**ENTRIES SUPPLIED**
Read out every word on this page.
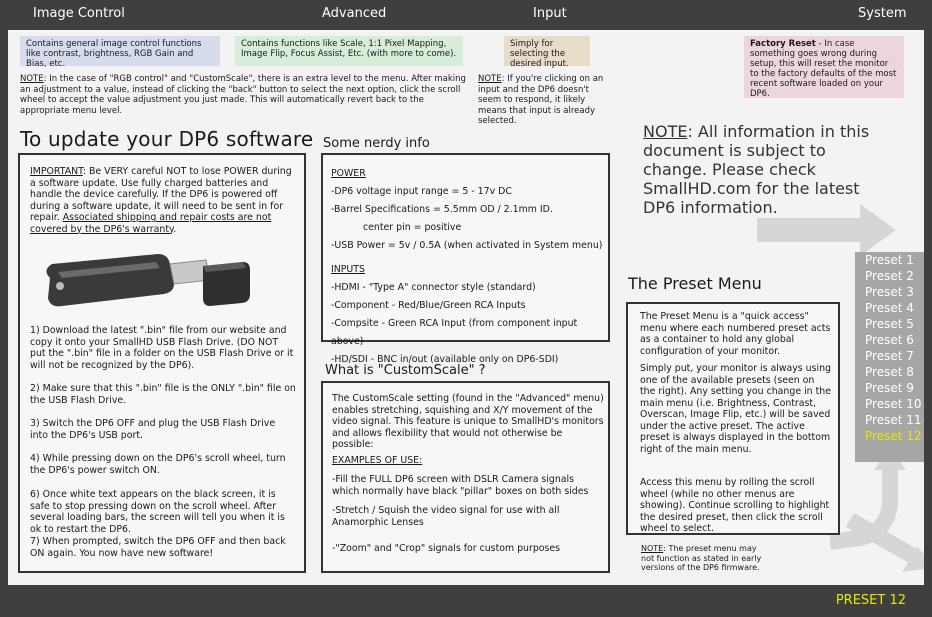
Image Control	Advanced	Input	System
Contains general image control functions like contrast, brightness, RGB Gain and Bias, etc.
Contains functions like Scale, 1:1 Pixel Mapping, Image Flip, Focus Assist, Etc. (with more to come).
Simply for selecting the desired input.
Factory Reset - In case something goes wrong during setup, this will reset the monitor to the factory defaults of the most recent software loaded on your DP6.
NOTE: In the case of "RGB control" and "CustomScale", there is an extra level to the menu. After making an adjustment to a value, instead of clicking the "back" button to select the next option, click the scroll wheel to accept the value adjustment you just made. This will automatically revert back to the appropriate menu level.
NOTE: If you're clicking on an input and the DP6 doesn't seem to respond, it likely means that input is already selected.
To update your DP6 software
IMPORTANT: Be VERY careful NOT to lose POWER during a software update. Use fully charged batteries and handle the device carefully. If the DP6 is powered off during a software update, it will need to be sent in for repair. Associated shipping and repair costs are not covered by the DP6's warranty.
1) Download the latest ".bin" file from our website and copy it onto your SmallHD USB Flash Drive. (DO NOT put the ".bin" file in a folder on the USB Flash Drive or it will not be recognized by the DP6).
2) Make sure that this ".bin" file is the ONLY ".bin" file on the USB Flash Drive.
3) Switch the DP6 OFF and plug the USB Flash Drive into the DP6's USB port.
4) While pressing down on the DP6's scroll wheel, turn the DP6's power switch ON.
6) Once white text appears on the black screen, it is safe to stop pressing down on the scroll wheel. After several loading bars, the screen will tell you when it is ok to restart the DP6.
7) When prompted, switch the DP6 OFF and then back ON again. You now have new software!
Some nerdy info
POWER
-DP6 voltage input range = 5 - 17v DC
-Barrel Specifications = 5.5mm OD / 2.1mm ID.
center pin = positive
-USB Power = 5v / 0.5A (when activated in System menu)
INPUTS
-HDMI - "Type A" connector style (standard)
-Component - Red/Blue/Green RCA Inputs
-Compsite - Green RCA Input (from component input above)
-HD/SDI - BNC in/out (available only on DP6-SDI)
What is "CustomScale" ?
The CustomScale setting (found in the "Advanced" menu) enables stretching, squishing and X/Y movement of the video signal. This feature is unique to SmallHD's monitors and allows flexibility that would not otherwise be possible:
EXAMPLES OF USE:
-Fill the FULL DP6 screen with DSLR Camera signals which normally have black "pillar" boxes on both sides
-Stretch / Squish the video signal for use with all Anamorphic Lenses
-"Zoom" and "Crop" signals for custom purposes
NOTE: All information in this document is subject to change. Please check SmallHD.com for the latest DP6 information.
Preset 1
Preset 2
Preset 3
Preset 4
Preset 5
Preset 6
Preset 7
Preset 8
Preset 9
Preset 10
Preset 11
Preset 12
The Preset Menu
The Preset Menu is a "quick access" menu where each numbered preset acts as a container to hold any global configuration of your monitor.
Simply put, your monitor is always using one of the available presets (seen on the right). Any setting you change in the main menu (i.e. Brightness, Contrast, Overscan, Image Flip, etc.) will be saved under the active preset. The active preset is always displayed in the bottom right of the main menu.
Access this menu by rolling the scroll wheel (while no other menus are showing). Continue scrolling to highlight the desired preset, then click the scroll wheel to select.
NOTE: The preset menu may not function as stated in early versions of the DP6 firmware.
PRESET 12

**YOUR TASK**
Transcribe every record above exactly, leaving out the pictures.

**THE SOLUTION**
Read out every word on this page.
Image Control	Advanced	Input	System
Contains general image control functions like contrast, brightness, RGB Gain and Bias, etc.
Contains functions like Scale, 1:1 Pixel Mapping, Image Flip, Focus Assist, Etc. (with more to come).
Simply for selecting the desired input.
Factory Reset - In case something goes wrong during setup, this will reset the monitor to the factory defaults of the most recent software loaded on your DP6.
NOTE: In the case of "RGB control" and "CustomScale", there is an extra level to the menu. After making an adjustment to a value, instead of clicking the "back" button to select the next option, click the scroll wheel to accept the value adjustment you just made. This will automatically revert back to the appropriate menu level.
NOTE: If you're clicking on an input and the DP6 doesn't seem to respond, it likely means that input is already selected.
To update your DP6 software
IMPORTANT: Be VERY careful NOT to lose POWER during a software update. Use fully charged batteries and handle the device carefully. If the DP6 is powered off during a software update, it will need to be sent in for repair. Associated shipping and repair costs are not covered by the DP6's warranty.
1) Download the latest ".bin" file from our website and copy it onto your SmallHD USB Flash Drive. (DO NOT put the ".bin" file in a folder on the USB Flash Drive or it will not be recognized by the DP6).
2) Make sure that this ".bin" file is the ONLY ".bin" file on the USB Flash Drive.
3) Switch the DP6 OFF and plug the USB Flash Drive into the DP6's USB port.
4) While pressing down on the DP6's scroll wheel, turn the DP6's power switch ON.
6) Once white text appears on the black screen, it is safe to stop pressing down on the scroll wheel. After several loading bars, the screen will tell you when it is ok to restart the DP6.
7) When prompted, switch the DP6 OFF and then back ON again. You now have new software!
Some nerdy info
POWER
-DP6 voltage input range = 5 - 17v DC
-Barrel Specifications = 5.5mm OD / 2.1mm ID.
center pin = positive
-USB Power = 5v / 0.5A (when activated in System menu)
INPUTS
-HDMI - "Type A" connector style (standard)
-Component - Red/Blue/Green RCA Inputs
-Compsite - Green RCA Input (from component input above)
-HD/SDI - BNC in/out (available only on DP6-SDI)
What is "CustomScale" ?
The CustomScale setting (found in the "Advanced" menu) enables stretching, squishing and X/Y movement of the video signal. This feature is unique to SmallHD's monitors and allows flexibility that would not otherwise be possible:
EXAMPLES OF USE:
-Fill the FULL DP6 screen with DSLR Camera signals which normally have black "pillar" boxes on both sides
-Stretch / Squish the video signal for use with all Anamorphic Lenses
-"Zoom" and "Crop" signals for custom purposes
NOTE: All information in this document is subject to change. Please check SmallHD.com for the latest DP6 information.
Preset 1
Preset 2
Preset 3
Preset 4
Preset 5
Preset 6
Preset 7
Preset 8
Preset 9
Preset 10
Preset 11
Preset 12
The Preset Menu
The Preset Menu is a "quick access" menu where each numbered preset acts as a container to hold any global configuration of your monitor.
Simply put, your monitor is always using one of the available presets (seen on the right). Any setting you change in the main menu (i.e. Brightness, Contrast, Overscan, Image Flip, etc.) will be saved under the active preset. The active preset is always displayed in the bottom right of the main menu.
Access this menu by rolling the scroll wheel (while no other menus are showing). Continue scrolling to highlight the desired preset, then click the scroll wheel to select.
NOTE: The preset menu may not function as stated in early versions of the DP6 firmware.
PRESET 12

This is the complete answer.